▶ [Your objective]
Below are some records; return each one exactly.

▶ [Data shown]
[Begin]

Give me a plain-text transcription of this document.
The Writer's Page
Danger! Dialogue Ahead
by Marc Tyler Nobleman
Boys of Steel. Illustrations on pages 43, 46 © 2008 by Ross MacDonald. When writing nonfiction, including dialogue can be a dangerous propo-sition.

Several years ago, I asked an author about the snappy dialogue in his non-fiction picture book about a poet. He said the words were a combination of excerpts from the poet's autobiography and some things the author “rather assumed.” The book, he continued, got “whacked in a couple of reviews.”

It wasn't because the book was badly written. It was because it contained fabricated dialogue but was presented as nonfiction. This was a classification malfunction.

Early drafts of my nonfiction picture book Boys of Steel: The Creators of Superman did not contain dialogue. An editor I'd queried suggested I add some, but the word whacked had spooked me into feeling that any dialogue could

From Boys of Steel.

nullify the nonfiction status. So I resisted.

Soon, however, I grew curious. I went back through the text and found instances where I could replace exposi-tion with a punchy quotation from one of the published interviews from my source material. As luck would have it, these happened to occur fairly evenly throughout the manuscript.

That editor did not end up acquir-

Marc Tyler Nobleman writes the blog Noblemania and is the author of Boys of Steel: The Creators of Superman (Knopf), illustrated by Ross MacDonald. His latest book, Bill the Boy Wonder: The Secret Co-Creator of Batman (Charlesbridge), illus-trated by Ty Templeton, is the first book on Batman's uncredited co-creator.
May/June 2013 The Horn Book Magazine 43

[End]

▶ [Finished exercise]
Give me a plain-text transcription of this document.
The Writer's Page
Danger! Dialogue Ahead
by Marc Tyler Nobleman
Boys of Steel. Illustrations on pages 43, 46 © 2008 by Ross MacDonald. When writing nonfiction, including dialogue can be a dangerous propo-sition.

Several years ago, I asked an author about the snappy dialogue in his non-fiction picture book about a poet. He said the words were a combination of excerpts from the poet's autobiography and some things the author “rather assumed.” The book, he continued, got “whacked in a couple of reviews.”

It wasn't because the book was badly written. It was because it contained fabricated dialogue but was presented as nonfiction. This was a classification malfunction.

Early drafts of my nonfiction picture book Boys of Steel: The Creators of Superman did not contain dialogue. An editor I'd queried suggested I add some, but the word whacked had spooked me into feeling that any dialogue could

From Boys of Steel.

nullify the nonfiction status. So I resisted.

Soon, however, I grew curious. I went back through the text and found instances where I could replace exposi-tion with a punchy quotation from one of the published interviews from my source material. As luck would have it, these happened to occur fairly evenly throughout the manuscript.

That editor did not end up acquir-

Marc Tyler Nobleman writes the blog Noblemania and is the author of Boys of Steel: The Creators of Superman (Knopf), illustrated by Ross MacDonald. His latest book, Bill the Boy Wonder: The Secret Co-Creator of Batman (Charlesbridge), illus-trated by Ty Templeton, is the first book on Batman's uncredited co-creator.
May/June 2013 The Horn Book Magazine 43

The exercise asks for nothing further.